» Task to complete: Give every line from the entries that contains "xlabel".

» Source records:
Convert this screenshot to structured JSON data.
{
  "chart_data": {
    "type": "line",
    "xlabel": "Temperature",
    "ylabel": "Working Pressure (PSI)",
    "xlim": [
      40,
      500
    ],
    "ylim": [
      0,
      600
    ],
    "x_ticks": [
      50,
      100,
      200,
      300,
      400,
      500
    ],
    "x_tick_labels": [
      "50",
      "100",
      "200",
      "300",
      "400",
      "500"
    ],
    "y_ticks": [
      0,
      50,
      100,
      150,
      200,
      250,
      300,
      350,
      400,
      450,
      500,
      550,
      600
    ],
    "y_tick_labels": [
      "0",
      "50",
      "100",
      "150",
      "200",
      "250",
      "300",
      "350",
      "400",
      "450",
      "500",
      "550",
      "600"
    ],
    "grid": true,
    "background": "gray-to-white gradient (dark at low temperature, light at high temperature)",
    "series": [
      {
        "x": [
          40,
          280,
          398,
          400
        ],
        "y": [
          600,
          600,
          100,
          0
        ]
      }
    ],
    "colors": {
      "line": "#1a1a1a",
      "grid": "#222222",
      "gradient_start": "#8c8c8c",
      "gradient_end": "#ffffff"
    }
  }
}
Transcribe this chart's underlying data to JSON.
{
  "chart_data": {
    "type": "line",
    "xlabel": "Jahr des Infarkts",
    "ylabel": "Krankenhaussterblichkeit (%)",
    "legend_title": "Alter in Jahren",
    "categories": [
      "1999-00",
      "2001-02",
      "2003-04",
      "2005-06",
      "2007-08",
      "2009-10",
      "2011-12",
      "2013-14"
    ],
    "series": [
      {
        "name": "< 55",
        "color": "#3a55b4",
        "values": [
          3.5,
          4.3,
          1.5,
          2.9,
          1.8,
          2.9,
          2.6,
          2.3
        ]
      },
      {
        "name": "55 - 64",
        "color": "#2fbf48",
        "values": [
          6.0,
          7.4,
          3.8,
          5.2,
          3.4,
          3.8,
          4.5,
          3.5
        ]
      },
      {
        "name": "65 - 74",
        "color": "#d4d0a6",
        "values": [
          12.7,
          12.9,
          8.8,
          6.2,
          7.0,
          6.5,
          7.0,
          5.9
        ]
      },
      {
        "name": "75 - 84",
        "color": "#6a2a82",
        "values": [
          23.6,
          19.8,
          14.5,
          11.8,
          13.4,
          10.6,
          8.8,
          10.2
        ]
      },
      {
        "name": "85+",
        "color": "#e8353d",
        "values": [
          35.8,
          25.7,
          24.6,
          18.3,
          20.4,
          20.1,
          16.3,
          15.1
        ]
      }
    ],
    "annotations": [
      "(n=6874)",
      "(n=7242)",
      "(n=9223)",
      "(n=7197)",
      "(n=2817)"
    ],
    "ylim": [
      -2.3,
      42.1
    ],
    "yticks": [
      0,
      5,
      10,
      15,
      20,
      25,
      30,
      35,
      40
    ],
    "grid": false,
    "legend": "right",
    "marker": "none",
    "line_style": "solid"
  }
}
==
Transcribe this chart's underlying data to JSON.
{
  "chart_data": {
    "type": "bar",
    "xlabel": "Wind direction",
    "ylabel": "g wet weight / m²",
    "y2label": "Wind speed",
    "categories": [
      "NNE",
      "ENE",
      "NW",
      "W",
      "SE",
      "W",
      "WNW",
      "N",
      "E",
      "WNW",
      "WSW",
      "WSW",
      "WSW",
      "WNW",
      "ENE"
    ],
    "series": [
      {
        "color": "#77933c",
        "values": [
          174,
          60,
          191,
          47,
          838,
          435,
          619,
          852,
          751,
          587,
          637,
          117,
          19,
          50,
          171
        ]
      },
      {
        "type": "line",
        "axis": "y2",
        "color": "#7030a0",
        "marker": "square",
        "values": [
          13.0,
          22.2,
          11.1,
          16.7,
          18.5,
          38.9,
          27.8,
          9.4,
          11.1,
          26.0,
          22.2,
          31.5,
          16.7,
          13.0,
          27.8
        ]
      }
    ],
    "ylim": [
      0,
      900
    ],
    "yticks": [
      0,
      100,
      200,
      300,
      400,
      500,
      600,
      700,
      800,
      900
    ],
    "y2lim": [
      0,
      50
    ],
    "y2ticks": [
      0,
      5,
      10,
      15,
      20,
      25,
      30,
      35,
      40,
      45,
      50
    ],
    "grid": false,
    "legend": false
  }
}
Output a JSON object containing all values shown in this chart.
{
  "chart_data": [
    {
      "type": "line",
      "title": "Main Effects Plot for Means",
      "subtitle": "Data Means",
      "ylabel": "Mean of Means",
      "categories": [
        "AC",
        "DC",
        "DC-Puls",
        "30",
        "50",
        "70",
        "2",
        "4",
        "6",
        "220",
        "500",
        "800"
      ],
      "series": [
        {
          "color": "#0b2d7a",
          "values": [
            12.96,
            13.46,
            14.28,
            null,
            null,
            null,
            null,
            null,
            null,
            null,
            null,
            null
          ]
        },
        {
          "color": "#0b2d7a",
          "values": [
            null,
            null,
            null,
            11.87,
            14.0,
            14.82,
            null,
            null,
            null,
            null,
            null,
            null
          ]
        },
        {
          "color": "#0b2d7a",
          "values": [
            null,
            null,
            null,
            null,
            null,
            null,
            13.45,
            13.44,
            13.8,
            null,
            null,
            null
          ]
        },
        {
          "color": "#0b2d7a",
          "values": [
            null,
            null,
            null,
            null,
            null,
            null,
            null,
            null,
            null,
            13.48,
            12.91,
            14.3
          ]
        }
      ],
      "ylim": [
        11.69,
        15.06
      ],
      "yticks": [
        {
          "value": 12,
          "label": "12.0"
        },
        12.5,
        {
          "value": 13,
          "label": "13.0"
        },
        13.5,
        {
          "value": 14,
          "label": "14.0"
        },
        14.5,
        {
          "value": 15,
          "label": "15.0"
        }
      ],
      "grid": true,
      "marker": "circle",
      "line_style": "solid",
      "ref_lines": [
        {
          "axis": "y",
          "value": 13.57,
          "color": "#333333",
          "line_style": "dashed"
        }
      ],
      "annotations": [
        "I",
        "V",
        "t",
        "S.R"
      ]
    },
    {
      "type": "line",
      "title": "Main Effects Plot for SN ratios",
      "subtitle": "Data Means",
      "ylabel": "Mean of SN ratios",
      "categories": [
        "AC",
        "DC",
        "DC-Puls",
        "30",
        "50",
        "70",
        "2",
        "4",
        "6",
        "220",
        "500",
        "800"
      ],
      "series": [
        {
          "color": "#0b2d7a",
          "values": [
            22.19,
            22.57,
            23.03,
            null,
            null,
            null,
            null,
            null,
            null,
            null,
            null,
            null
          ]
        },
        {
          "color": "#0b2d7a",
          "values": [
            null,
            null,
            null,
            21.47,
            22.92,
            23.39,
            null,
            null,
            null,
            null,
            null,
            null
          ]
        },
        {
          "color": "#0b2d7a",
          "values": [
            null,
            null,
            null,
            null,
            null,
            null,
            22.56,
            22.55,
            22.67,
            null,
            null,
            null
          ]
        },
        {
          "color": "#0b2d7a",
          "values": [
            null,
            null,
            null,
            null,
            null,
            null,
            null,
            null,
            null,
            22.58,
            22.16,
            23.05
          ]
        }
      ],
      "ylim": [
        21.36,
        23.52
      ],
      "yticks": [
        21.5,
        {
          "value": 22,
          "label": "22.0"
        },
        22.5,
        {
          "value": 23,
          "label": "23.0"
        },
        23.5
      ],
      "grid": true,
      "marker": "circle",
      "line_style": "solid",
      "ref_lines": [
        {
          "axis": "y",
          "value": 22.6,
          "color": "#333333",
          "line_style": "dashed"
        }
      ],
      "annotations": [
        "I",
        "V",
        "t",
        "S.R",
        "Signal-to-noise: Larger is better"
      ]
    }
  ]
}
* * *
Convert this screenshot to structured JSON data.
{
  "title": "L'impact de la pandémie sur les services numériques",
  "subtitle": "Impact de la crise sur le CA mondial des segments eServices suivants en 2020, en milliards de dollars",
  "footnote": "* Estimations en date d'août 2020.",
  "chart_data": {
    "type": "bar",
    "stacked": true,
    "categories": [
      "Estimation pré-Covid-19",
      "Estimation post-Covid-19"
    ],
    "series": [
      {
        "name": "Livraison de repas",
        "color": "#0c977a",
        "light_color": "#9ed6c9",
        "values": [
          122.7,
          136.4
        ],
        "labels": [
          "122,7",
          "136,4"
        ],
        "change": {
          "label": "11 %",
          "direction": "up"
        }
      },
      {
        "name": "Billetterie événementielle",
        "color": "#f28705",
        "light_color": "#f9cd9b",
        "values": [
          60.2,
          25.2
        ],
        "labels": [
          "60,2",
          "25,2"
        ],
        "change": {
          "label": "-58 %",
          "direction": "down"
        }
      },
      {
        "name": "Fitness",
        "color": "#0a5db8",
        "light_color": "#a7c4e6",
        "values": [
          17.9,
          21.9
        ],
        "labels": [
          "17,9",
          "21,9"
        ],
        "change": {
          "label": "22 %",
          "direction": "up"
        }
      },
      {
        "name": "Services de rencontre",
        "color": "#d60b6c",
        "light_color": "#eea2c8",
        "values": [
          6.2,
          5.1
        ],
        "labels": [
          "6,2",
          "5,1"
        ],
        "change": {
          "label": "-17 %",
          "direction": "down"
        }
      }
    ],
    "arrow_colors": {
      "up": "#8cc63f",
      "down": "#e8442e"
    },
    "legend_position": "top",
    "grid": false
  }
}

» Answer to this exercise:
    "xlabel": "Temperature",
    "xlabel": "Jahr des Infarkts",
    "xlabel": "Wind direction",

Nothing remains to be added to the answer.